TASK TO COMPLETE: Word for word, restate every line of the material.

DATA FOR PROCESSING:

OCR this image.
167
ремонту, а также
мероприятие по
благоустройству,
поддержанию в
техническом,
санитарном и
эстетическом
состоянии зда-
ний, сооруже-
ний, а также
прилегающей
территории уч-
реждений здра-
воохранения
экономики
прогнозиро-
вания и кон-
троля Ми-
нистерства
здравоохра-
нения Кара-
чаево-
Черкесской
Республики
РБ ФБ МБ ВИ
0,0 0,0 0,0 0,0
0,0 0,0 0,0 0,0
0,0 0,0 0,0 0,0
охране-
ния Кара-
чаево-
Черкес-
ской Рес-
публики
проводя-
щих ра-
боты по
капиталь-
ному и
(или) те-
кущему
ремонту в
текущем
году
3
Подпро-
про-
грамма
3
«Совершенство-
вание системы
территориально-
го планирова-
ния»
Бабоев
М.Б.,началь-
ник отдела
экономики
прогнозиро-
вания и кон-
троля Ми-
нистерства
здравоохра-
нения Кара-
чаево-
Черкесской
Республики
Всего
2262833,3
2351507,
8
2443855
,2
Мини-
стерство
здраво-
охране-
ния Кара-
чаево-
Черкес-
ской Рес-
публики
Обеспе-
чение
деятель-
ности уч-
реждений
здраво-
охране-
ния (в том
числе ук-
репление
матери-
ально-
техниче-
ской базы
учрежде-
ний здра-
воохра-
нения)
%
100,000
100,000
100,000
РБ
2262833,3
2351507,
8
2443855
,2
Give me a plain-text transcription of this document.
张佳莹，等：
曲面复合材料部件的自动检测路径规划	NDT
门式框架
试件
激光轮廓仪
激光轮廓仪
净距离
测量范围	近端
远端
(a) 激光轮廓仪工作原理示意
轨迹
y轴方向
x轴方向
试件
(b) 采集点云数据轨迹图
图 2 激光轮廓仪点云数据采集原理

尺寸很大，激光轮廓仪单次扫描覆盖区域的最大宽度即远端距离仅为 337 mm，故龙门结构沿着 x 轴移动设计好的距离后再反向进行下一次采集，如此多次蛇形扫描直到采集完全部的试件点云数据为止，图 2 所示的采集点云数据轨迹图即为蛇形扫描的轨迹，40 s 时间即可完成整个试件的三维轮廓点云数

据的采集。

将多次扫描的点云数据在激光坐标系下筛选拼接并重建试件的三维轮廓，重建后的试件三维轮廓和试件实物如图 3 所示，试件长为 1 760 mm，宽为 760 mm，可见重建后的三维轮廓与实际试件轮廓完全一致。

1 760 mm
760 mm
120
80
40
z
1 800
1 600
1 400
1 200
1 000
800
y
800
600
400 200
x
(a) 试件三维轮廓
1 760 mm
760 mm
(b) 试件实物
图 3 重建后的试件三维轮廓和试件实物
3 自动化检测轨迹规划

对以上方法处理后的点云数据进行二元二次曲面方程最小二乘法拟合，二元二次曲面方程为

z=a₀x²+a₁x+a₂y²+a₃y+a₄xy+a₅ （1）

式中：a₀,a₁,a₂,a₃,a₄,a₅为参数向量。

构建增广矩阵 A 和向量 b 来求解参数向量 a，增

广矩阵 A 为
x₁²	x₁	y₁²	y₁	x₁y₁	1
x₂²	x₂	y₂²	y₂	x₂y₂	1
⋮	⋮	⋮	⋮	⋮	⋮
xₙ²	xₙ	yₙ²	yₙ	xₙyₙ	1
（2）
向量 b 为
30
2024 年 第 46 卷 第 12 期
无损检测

REPLY TO THE TASK:
OCR this image.
167
ремонту, а также
мероприятие по
благоустройству,
поддержанию в
техническом,
санитарном и
эстетическом
состоянии зда-
ний, сооруже-
ний, а также
прилегающей
территории уч-
реждений здра-
воохранения
экономики
прогнозиро-
вания и кон-
троля Ми-
нистерства
здравоохра-
нения Кара-
чаево-
Черкесской
Республики
РБ ФБ МБ ВИ
0,0 0,0 0,0 0,0
0,0 0,0 0,0 0,0
0,0 0,0 0,0 0,0
охране-
ния Кара-
чаево-
Черкес-
ской Рес-
публики
проводя-
щих ра-
боты по
капиталь-
ному и
(или) те-
кущему
ремонту в
текущем
году
3
Подпро-
про-
грамма
3
«Совершенство-
вание системы
территориально-
го планирова-
ния»
Бабоев
М.Б.,началь-
ник отдела
экономики
прогнозиро-
вания и кон-
троля Ми-
нистерства
здравоохра-
нения Кара-
чаево-
Черкесской
Республики
Всего
2262833,3
2351507,
8
2443855
,2
Мини-
стерство
здраво-
охране-
ния Кара-
чаево-
Черкес-
ской Рес-
публики
Обеспе-
чение
деятель-
ности уч-
реждений
здраво-
охране-
ния (в том
числе ук-
репление
матери-
ально-
техниче-
ской базы
учрежде-
ний здра-
воохра-
нения)
%
100,000
100,000
100,000
РБ
2262833,3
2351507,
8
2443855
,2
Give me a plain-text transcription of this document.
张佳莹，等：
曲面复合材料部件的自动检测路径规划	NDT
门式框架
试件
激光轮廓仪
激光轮廓仪
净距离
测量范围	近端
远端
(a) 激光轮廓仪工作原理示意
轨迹
y轴方向
x轴方向
试件
(b) 采集点云数据轨迹图
图 2 激光轮廓仪点云数据采集原理

尺寸很大，激光轮廓仪单次扫描覆盖区域的最大宽度即远端距离仅为 337 mm，故龙门结构沿着 x 轴移动设计好的距离后再反向进行下一次采集，如此多次蛇形扫描直到采集完全部的试件点云数据为止，图 2 所示的采集点云数据轨迹图即为蛇形扫描的轨迹，40 s 时间即可完成整个试件的三维轮廓点云数

据的采集。

将多次扫描的点云数据在激光坐标系下筛选拼接并重建试件的三维轮廓，重建后的试件三维轮廓和试件实物如图 3 所示，试件长为 1 760 mm，宽为 760 mm，可见重建后的三维轮廓与实际试件轮廓完全一致。

1 760 mm
760 mm
120
80
40
z
1 800
1 600
1 400
1 200
1 000
800
y
800
600
400 200
x
(a) 试件三维轮廓
1 760 mm
760 mm
(b) 试件实物
图 3 重建后的试件三维轮廓和试件实物
3 自动化检测轨迹规划

对以上方法处理后的点云数据进行二元二次曲面方程最小二乘法拟合，二元二次曲面方程为

z=a₀x²+a₁x+a₂y²+a₃y+a₄xy+a₅ （1）

式中：a₀,a₁,a₂,a₃,a₄,a₅为参数向量。

构建增广矩阵 A 和向量 b 来求解参数向量 a，增

广矩阵 A 为
x₁²	x₁	y₁²	y₁	x₁y₁	1
x₂²	x₂	y₂²	y₂	x₂y₂	1
⋮	⋮	⋮	⋮	⋮	⋮
xₙ²	xₙ	yₙ²	yₙ	xₙyₙ	1
（2）
向量 b 为
30
2024 年 第 46 卷 第 12 期
无损检测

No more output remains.